Think about how you feel when you’re in a pitch dark room and suddenly you open a door Rainbowand allow in a sliver of light… Somehow this tiny bit of light has the miraculous ability to light up the room!

Bringing light – the literal and metaphorical kind - to this darkness is what the holiday of Chanukah is all about.

To help celebrate, I have recently started a tradition of making these Rainbow Cookies a la Chanukah. Colorful with a moist and rich almond interior, these cookies are intensified with a hint of acidic fruit and a touch of bitter chocolate. And in the spirit of Chanukah, they will surely “light up” the faces of your family and friends.

Enjoy the recipe and may you and your families bring much light from darkness!

+ + + + + + +

◆ Directive 1
Decide whether each statement agrees with the Chanukah cookie passage, and support each yes or no with the deciding words from the passage: (a) The cookies have an almond interior. (b) The tradition of making these cookies goes back many years. (c) The cookies include a touch of bitter chocolate.
The passage and the records come from separate sources.

◆ Records from a collection

+ + + + + + +

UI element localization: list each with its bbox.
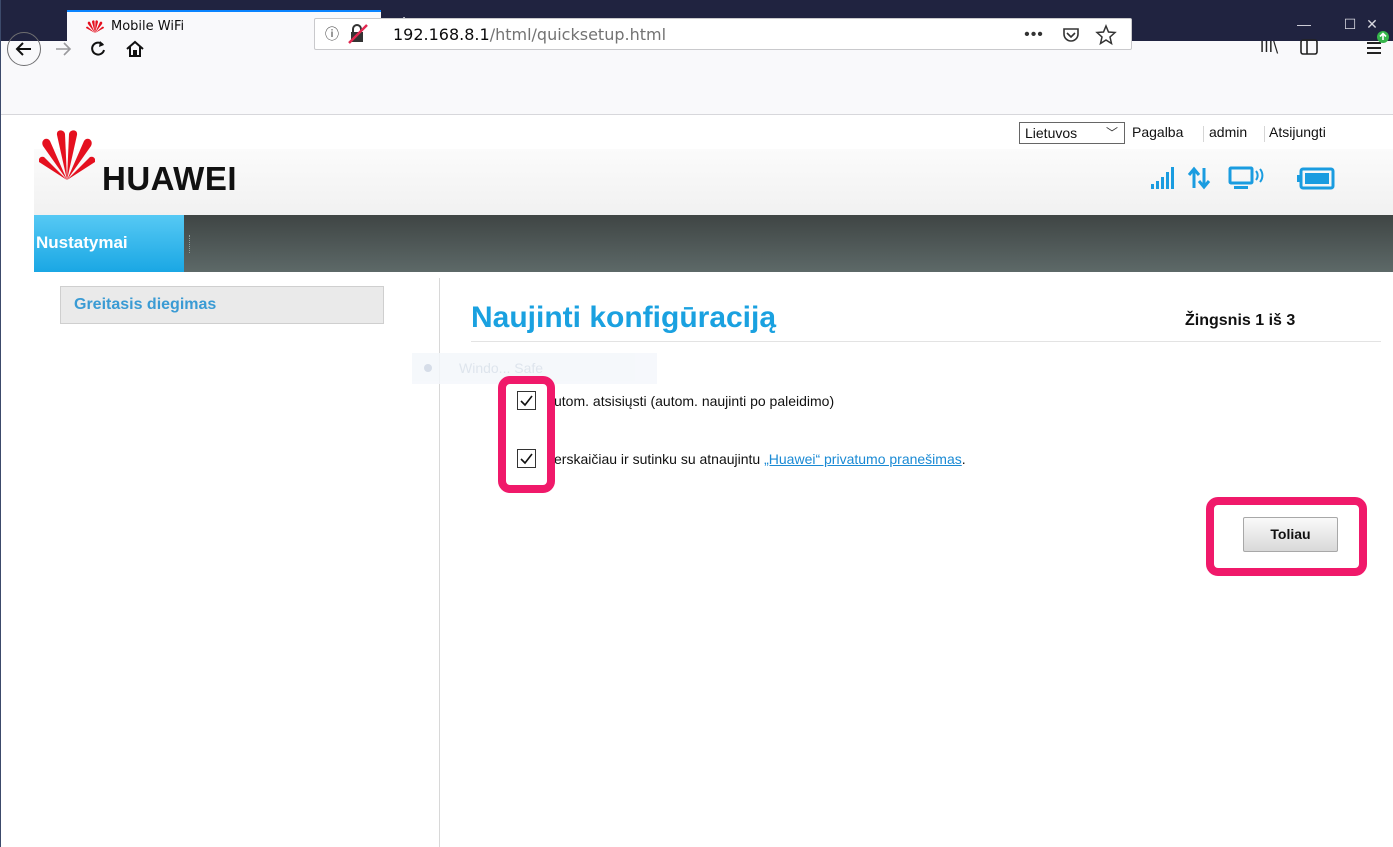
ghost-text: Windo... Safe: [459, 360, 544, 376]
user-label: admin: [1209, 124, 1248, 140]
page-title: Naujinti konfigūraciją: [471, 301, 777, 334]
router-page: Lietuvos ﹀ Pagalba admin Atsijungti HUAW…: [2, 116, 1393, 847]
back-button[interactable]: [7, 32, 41, 66]
checkbox-highlight: [498, 376, 555, 493]
help-link[interactable]: Pagalba: [1132, 124, 1183, 140]
reload-icon: [91, 41, 105, 56]
url-text[interactable]: 192.168.8.1/html/quicksetup.html: [393, 25, 666, 44]
signal-strength-icon: [1151, 167, 1174, 189]
tab-title: Mobile WiFi: [111, 19, 185, 34]
privacy-label-prefix: erskaičiau ir sutinku su atnaujintu: [554, 451, 765, 467]
info-icon[interactable]: ⓘ: [323, 25, 341, 43]
pocket-icon[interactable]: [1060, 24, 1082, 46]
address-bar[interactable]: ⓘ 192.168.8.1/html/quicksetup.html •••: [314, 18, 1132, 50]
bookmark-star-icon[interactable]: [1095, 24, 1117, 46]
ghost-dot-icon: [424, 364, 432, 372]
auto-update-label: utom. atsisiųsti (autom. naujinti po pal…: [554, 393, 835, 409]
page-actions-icon[interactable]: •••: [1023, 24, 1045, 46]
window-minimize-button[interactable]: —: [1291, 14, 1317, 34]
insecure-lock-icon[interactable]: [347, 24, 369, 44]
next-button-highlight: [1206, 497, 1367, 576]
step-indicator: Žingsnis 1 iš 3: [1185, 312, 1296, 329]
data-transfer-icon: [1187, 166, 1211, 190]
url-path: /html/quicksetup.html: [489, 25, 667, 44]
arrow-right-icon: [56, 42, 72, 56]
forward-button[interactable]: [49, 35, 77, 63]
brand-name: HUAWEI: [102, 160, 237, 197]
privacy-consent-label: erskaičiau ir sutinku su atnaujintu „Hua…: [554, 451, 966, 467]
arrow-left-icon: [15, 42, 31, 56]
home-icon: [126, 40, 144, 57]
language-value: Lietuvos: [1025, 125, 1078, 141]
sidebar-toggle-icon[interactable]: [1297, 35, 1321, 59]
browser-toolbar: ⓘ 192.168.8.1/html/quicksetup.html ••• I…: [1, 18, 1393, 115]
tab-settings[interactable]: Nustatymai: [34, 215, 184, 272]
sidebar-item-quick-setup[interactable]: Greitasis diegimas: [60, 286, 384, 324]
sidebar-item-label: Greitasis diegimas: [74, 296, 217, 313]
reload-button[interactable]: [84, 35, 112, 63]
battery-icon: [1297, 167, 1335, 190]
menu-separator: [189, 235, 191, 253]
link-separator: [1264, 126, 1265, 142]
huawei-logo-icon: [39, 130, 95, 180]
url-host: 192.168.8.1: [393, 25, 490, 44]
connected-device-icon: [1228, 166, 1264, 189]
link-separator: [1203, 126, 1204, 142]
browser-window: Mobile WiFi × + — ☐ ✕ ⓘ 192.168.8.1/: [0, 0, 1393, 847]
privacy-label-suffix: .: [961, 451, 966, 467]
main-menu-bar: Nustatymai: [34, 215, 1393, 272]
logout-link[interactable]: Atsijungti: [1269, 124, 1326, 140]
huawei-favicon-icon: [86, 20, 104, 33]
hamburger-menu-icon[interactable]: [1363, 29, 1391, 61]
home-button[interactable]: [121, 35, 149, 63]
chevron-down-icon: ﹀: [1105, 126, 1118, 140]
library-icon[interactable]: III\: [1257, 35, 1281, 59]
language-select[interactable]: Lietuvos ﹀: [1019, 122, 1125, 144]
privacy-notice-link[interactable]: „Huawei“ privatumo pranešimas: [764, 451, 962, 467]
title-divider: [471, 341, 1381, 342]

+ + + + + + +

◆ Directive 2
Reproduce the stretch of the records from the line containing "ghost-text: Windo... Safe: [459, 360, 544, 376]" through the line containing "back-button[interactable]: [7, 32, 41, 66]", both included.

◆ Task output 1
(a) Yes: "Colorful with a moist and rich almond interior"
(b) No: "I have recently started a tradition of making these Rainbow Cookies a la Chanukah"
(c) Yes: "a touch of bitter chocolate"

◆ Task output 2
ghost-text: Windo... Safe: [459, 360, 544, 376]
user-label: admin: [1209, 124, 1248, 140]
page-title: Naujinti konfigūraciją: [471, 301, 777, 334]
router-page: Lietuvos ﹀ Pagalba admin Atsijungti HUAW…: [2, 116, 1393, 847]
back-button[interactable]: [7, 32, 41, 66]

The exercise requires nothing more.